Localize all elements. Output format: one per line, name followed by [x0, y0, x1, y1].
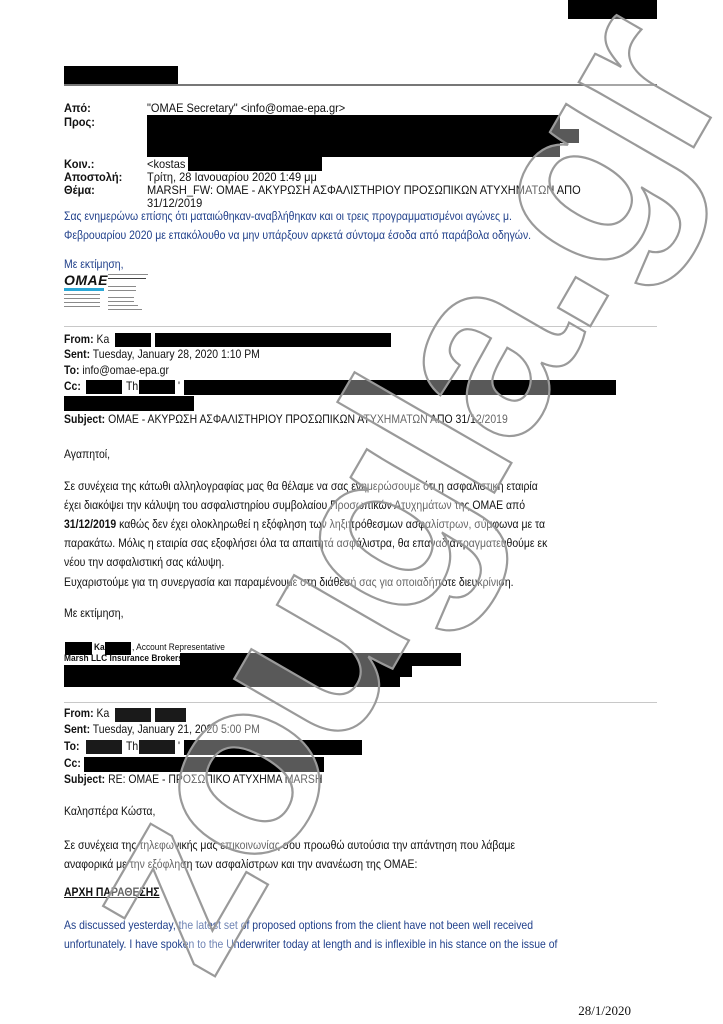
- quote-line: unfortunately. I have spoken to the Unde…: [64, 935, 557, 954]
- cc-value: <kostas: [147, 157, 185, 171]
- footer-date: 28/1/2020: [578, 1003, 631, 1019]
- fwd1-closing: Με εκτίμηση,: [64, 607, 124, 620]
- fwd1-from-label: From:: [64, 333, 94, 346]
- redaction-fwd1-cc-4: [64, 396, 194, 411]
- omae-line: Σας ενημερώνω επίσης ότι ματαιώθηκαν-ανα…: [64, 207, 531, 226]
- divider-forward2: [64, 702, 657, 703]
- sig-detail-line: [108, 301, 134, 302]
- omae-logo: OMAE: [64, 272, 108, 288]
- redaction-sig-details-3: [64, 677, 400, 687]
- fwd2-from: From: Ka: [64, 707, 109, 720]
- redaction-fwd1-from: [115, 333, 151, 347]
- redaction-fwd1-cc: [86, 380, 122, 394]
- redaction-fwd2-to: [86, 740, 122, 754]
- subject-value: MARSH_FW: ΟΜΑΕ - ΑΚΥΡΩΣΗ ΑΣΦΑΛΙΣΤΗΡΙΟΥ Π…: [147, 183, 581, 197]
- label-subject: Θέμα:: [64, 183, 95, 197]
- fwd1-body-line: παρακάτω. Μόλις η εταιρία σας εξοφλήσει …: [64, 534, 547, 553]
- fwd1-thanks: Ευχαριστούμε για τη συνεργασία και παραμ…: [64, 576, 514, 589]
- fwd2-subject: Subject: RE: ΟΜΑΕ - ΠΡΟΣΩΠΙΚΟ ΑΤΥΧΗΜΑ MA…: [64, 773, 322, 786]
- fwd1-body: Σε συνέχεια της κάτωθι αλληλογραφίας μας…: [64, 477, 547, 572]
- sent-value: Τρίτη, 28 Ιανουαρίου 2020 1:49 μμ: [147, 170, 317, 184]
- label-from: Από:: [64, 101, 91, 115]
- redaction-fwd2-cc: [84, 757, 324, 772]
- redaction-fwd2-from-2: [155, 708, 186, 722]
- fwd1-body-line: νέου την ασφαλιστική σας κάλυψη.: [64, 553, 547, 572]
- sig-detail-line: [108, 305, 138, 306]
- fwd1-body-line: 31/12/2019 καθώς δεν έχει ολοκληρωθεί η …: [64, 515, 547, 534]
- redaction-fwd2-to-2: [139, 740, 175, 754]
- fwd2-subject-value: RE: ΟΜΑΕ - ΠΡΟΣΩΠΙΚΟ ΑΤΥΧΗΜΑ MARSH: [108, 773, 322, 786]
- fwd1-cc-tail: ': [178, 380, 180, 393]
- omae-line: Φεβρουαρίου 2020 με επακόλουθο να μην υπ…: [64, 226, 531, 245]
- fwd2-greeting: Καλησπέρα Κώστα,: [64, 805, 155, 818]
- redaction-cc: [188, 156, 322, 171]
- fwd1-sent-label: Sent:: [64, 348, 90, 361]
- fwd2-sent-value: Tuesday, January 21, 2020 5:00 PM: [93, 723, 260, 736]
- sig-detail-line: [64, 302, 100, 303]
- redaction-sig-details-2: [64, 665, 412, 677]
- fwd2-sent: Sent: Tuesday, January 21, 2020 5:00 PM: [64, 723, 260, 736]
- fwd1-body-line: Σε συνέχεια της κάτωθι αλληλογραφίας μας…: [64, 477, 547, 496]
- omae-logo-signature: OMAE: [62, 272, 172, 316]
- fwd1-to-value: info@omae-epa.gr: [82, 364, 169, 377]
- fwd2-to-label: To:: [64, 740, 79, 753]
- fwd1-sent: Sent: Tuesday, January 28, 2020 1:10 PM: [64, 348, 260, 361]
- redaction-to-2: [147, 129, 579, 143]
- sig-name: Ka: [94, 642, 105, 653]
- sig-detail-line: [108, 278, 146, 279]
- sig-detail-line: [108, 290, 136, 291]
- sig-detail-line: [64, 306, 100, 307]
- fwd1-from-value: Ka: [96, 333, 109, 346]
- fwd2-to-mid: Th: [126, 740, 138, 753]
- fwd2-subject-label: Subject:: [64, 773, 105, 786]
- sig-detail-line: [108, 286, 136, 287]
- fwd2-cc-label: Cc:: [64, 757, 81, 770]
- fwd1-cc-mid: Th: [126, 380, 138, 393]
- sig-detail-line: [64, 298, 100, 299]
- fwd1-cc-label: Cc:: [64, 380, 81, 393]
- fwd1-body-line: έχει διακόψει την κάλυψη του ασφαλιστηρί…: [64, 496, 547, 515]
- fwd1-to: To: info@omae-epa.gr: [64, 364, 169, 377]
- fwd2-body-line: αναφορικά με την εξόφληση των ασφαλίστρω…: [64, 855, 515, 874]
- sig-company: Marsh LLC Insurance Brokers: [64, 653, 183, 664]
- omae-message: Σας ενημερώνω επίσης ότι ματαιώθηκαν-ανα…: [64, 207, 531, 245]
- fwd1-subject: Subject: ΟΜΑΕ - ΑΚΥΡΩΣΗ ΑΣΦΑΛΙΣΤΗΡΙΟΥ ΠΡ…: [64, 413, 508, 426]
- redaction-fwd2-to-3: [184, 740, 362, 755]
- label-to: Προς:: [64, 115, 95, 129]
- redaction-fwd1-from-2: [155, 333, 391, 347]
- logo-accent-bar: [64, 288, 104, 291]
- sig-detail-line: [108, 309, 142, 310]
- fwd1-to-label: To:: [64, 364, 79, 377]
- from-value: "OMAE Secretary" <info@omae-epa.gr>: [147, 101, 345, 115]
- divider-forward1: [64, 326, 657, 327]
- fwd1-cc: Cc:: [64, 380, 81, 393]
- sig-detail-line: [108, 274, 148, 275]
- redaction-top-right: [568, 0, 657, 19]
- redaction-fwd1-cc-2: [139, 380, 175, 394]
- omae-closing: Με εκτίμηση,: [64, 258, 124, 271]
- fwd2-to-tail: ': [178, 740, 180, 753]
- redaction-fwd2-from: [115, 708, 151, 722]
- fwd2-body-line: Σε συνέχεια της τηλεφωνικής μας επικοινω…: [64, 836, 515, 855]
- label-cc: Κοιν.:: [64, 157, 94, 171]
- fwd1-from: From: Ka: [64, 333, 109, 346]
- fwd1-subject-value: ΟΜΑΕ - ΑΚΥΡΩΣΗ ΑΣΦΑΛΙΣΤΗΡΙΟΥ ΠΡΟΣΩΠΙΚΩΝ …: [108, 413, 508, 426]
- fwd1-greeting: Αγαπητοί,: [64, 448, 110, 461]
- header-divider: [64, 84, 657, 86]
- sig-title: , Account Representative: [132, 642, 225, 653]
- redaction-fwd1-cc-3: [184, 380, 616, 395]
- redaction-to-3: [147, 143, 560, 157]
- sig-detail-line: [64, 294, 100, 295]
- redaction-header-title: [64, 66, 178, 85]
- quote-heading: ΑΡΧΗ ΠΑΡΑΘΕΣΗΣ: [64, 886, 160, 899]
- quote-body: As discussed yesterday, the latest set o…: [64, 916, 557, 954]
- label-sent: Αποστολή:: [64, 170, 122, 184]
- fwd2-from-label: From:: [64, 707, 94, 720]
- fwd2-to: To:: [64, 740, 79, 753]
- fwd2-sent-label: Sent:: [64, 723, 90, 736]
- fwd1-subject-label: Subject:: [64, 413, 105, 426]
- quote-line: As discussed yesterday, the latest set o…: [64, 916, 557, 935]
- fwd2-body: Σε συνέχεια της τηλεφωνικής μας επικοινω…: [64, 836, 515, 874]
- fwd2-from-value: Ka: [96, 707, 109, 720]
- sig-detail-line: [108, 297, 134, 298]
- fwd1-sent-value: Tuesday, January 28, 2020 1:10 PM: [93, 348, 260, 361]
- redaction-to: [147, 115, 560, 129]
- fwd1-bold-date: 31/12/2019: [64, 518, 116, 531]
- fwd2-cc: Cc:: [64, 757, 81, 770]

◇ ◇ ◇ ◇

> [EXERCISE DETAILS]
Output the rows from the one containing "- quote-line: unfortunately." through the one containing "- redaction-fwd1-cc-4: [64, 396, 194, 411]", both included, as a Markdown table with columns Row and Text, numbering each row and leaving out any blank lines.

> [THE RESULT]
| Row | Text |
|---|---|
| 1 | - quote-line: unfortunately. I have spoken to the Unde…: [64, 935, 557, 954] |
| 2 | - cc-value: <kostas: [147, 157, 185, 171] |
| 3 | - footer-date: 28/1/2020: [578, 1003, 631, 1019] |
| 4 | - fwd1-closing: Με εκτίμηση,: [64, 607, 124, 620] |
| 5 | - fwd1-from-label: From:: [64, 333, 94, 346] |
| 6 | - redaction-fwd1-cc-4: [64, 396, 194, 411] |